[START OF Extracted entries]
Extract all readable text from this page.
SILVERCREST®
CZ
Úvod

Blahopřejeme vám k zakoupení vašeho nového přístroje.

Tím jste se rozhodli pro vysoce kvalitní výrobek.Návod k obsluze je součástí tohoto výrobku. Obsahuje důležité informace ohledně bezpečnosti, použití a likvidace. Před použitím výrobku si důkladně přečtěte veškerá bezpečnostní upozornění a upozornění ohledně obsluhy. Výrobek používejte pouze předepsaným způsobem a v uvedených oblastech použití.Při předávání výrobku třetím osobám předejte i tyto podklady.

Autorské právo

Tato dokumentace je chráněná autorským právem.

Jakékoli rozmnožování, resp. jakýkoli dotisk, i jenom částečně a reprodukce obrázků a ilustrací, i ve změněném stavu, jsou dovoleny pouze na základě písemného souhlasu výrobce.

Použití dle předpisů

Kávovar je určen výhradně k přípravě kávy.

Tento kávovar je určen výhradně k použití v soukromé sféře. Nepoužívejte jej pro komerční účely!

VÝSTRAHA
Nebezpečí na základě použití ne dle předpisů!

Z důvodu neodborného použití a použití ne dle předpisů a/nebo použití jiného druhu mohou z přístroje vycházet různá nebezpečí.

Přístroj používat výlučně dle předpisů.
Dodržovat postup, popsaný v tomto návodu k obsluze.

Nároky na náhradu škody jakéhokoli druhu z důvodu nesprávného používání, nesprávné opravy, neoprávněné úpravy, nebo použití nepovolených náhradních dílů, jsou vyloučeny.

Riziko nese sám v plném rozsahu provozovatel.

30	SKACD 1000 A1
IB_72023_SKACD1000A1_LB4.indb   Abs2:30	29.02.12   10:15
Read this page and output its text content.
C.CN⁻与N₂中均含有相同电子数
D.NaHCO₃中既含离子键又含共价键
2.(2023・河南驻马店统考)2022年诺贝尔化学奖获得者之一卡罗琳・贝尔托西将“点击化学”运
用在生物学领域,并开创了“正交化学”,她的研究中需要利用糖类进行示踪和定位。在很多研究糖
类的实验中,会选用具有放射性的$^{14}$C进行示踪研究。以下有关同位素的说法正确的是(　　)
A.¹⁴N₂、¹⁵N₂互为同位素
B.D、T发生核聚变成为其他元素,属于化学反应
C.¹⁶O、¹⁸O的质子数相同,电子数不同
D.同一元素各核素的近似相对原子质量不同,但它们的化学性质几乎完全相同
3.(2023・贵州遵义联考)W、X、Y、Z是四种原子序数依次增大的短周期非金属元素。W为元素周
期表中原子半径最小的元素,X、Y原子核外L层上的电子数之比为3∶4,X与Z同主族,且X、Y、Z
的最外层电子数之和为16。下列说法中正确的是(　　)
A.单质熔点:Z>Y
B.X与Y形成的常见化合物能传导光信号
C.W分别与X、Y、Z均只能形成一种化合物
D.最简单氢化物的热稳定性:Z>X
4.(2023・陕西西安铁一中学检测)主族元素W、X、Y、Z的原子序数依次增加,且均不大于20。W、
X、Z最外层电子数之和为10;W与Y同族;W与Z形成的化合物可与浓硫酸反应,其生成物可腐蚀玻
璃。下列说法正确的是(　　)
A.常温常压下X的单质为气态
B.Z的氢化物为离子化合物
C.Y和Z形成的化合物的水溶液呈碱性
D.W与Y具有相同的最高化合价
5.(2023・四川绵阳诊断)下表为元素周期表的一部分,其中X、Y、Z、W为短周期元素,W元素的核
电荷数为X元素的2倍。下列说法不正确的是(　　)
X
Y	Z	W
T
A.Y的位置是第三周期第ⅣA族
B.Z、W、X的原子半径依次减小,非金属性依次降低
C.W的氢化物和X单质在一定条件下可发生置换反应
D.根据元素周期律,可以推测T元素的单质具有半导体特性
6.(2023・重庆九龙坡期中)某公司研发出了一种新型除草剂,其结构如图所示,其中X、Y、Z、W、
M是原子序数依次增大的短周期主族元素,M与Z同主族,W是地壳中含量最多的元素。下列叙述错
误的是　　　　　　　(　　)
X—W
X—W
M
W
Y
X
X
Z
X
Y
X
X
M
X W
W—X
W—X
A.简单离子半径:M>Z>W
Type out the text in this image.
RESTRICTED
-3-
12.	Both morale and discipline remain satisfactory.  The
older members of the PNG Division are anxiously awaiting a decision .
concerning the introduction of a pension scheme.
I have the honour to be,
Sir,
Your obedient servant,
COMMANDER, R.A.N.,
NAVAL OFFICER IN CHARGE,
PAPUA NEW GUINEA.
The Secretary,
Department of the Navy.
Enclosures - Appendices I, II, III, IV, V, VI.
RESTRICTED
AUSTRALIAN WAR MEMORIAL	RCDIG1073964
[END OF Extracted entries]
Short task> From the data, collect all lines where the string "this" appears.

Correct result>
Extract all readable text from this page.
Read this page and output its text content.
Type out the text in this image.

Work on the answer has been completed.